Stored records:

==*==

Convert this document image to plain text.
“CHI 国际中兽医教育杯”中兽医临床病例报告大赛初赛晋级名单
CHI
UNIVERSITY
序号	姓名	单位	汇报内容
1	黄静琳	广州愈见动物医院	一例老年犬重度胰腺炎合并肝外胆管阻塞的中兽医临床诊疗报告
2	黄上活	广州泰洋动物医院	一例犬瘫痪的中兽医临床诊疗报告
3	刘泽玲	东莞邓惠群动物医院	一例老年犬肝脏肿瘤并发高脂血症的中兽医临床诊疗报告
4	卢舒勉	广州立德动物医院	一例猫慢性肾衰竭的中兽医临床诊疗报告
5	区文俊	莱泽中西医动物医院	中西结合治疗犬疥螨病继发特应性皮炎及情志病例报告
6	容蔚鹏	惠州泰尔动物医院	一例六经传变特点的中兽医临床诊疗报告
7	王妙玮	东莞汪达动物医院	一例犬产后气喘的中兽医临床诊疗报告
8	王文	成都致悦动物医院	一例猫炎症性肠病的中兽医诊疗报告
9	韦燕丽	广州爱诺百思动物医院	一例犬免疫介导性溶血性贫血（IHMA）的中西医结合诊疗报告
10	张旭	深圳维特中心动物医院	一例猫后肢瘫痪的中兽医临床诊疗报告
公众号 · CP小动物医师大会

==*==

Extract all of the data shown above and repeat it verbatim.

Convert this document image to plain text.
“CHI 国际中兽医教育杯”中兽医临床病例报告大赛初赛晋级名单
CHI
UNIVERSITY
序号	姓名	单位	汇报内容
1	黄静琳	广州愈见动物医院	一例老年犬重度胰腺炎合并肝外胆管阻塞的中兽医临床诊疗报告
2	黄上活	广州泰洋动物医院	一例犬瘫痪的中兽医临床诊疗报告
3	刘泽玲	东莞邓惠群动物医院	一例老年犬肝脏肿瘤并发高脂血症的中兽医临床诊疗报告
4	卢舒勉	广州立德动物医院	一例猫慢性肾衰竭的中兽医临床诊疗报告
5	区文俊	莱泽中西医动物医院	中西结合治疗犬疥螨病继发特应性皮炎及情志病例报告
6	容蔚鹏	惠州泰尔动物医院	一例六经传变特点的中兽医临床诊疗报告
7	王妙玮	东莞汪达动物医院	一例犬产后气喘的中兽医临床诊疗报告
8	王文	成都致悦动物医院	一例猫炎症性肠病的中兽医诊疗报告
9	韦燕丽	广州爱诺百思动物医院	一例犬免疫介导性溶血性贫血（IHMA）的中西医结合诊疗报告
10	张旭	深圳维特中心动物医院	一例猫后肢瘫痪的中兽医临床诊疗报告
公众号 · CP小动物医师大会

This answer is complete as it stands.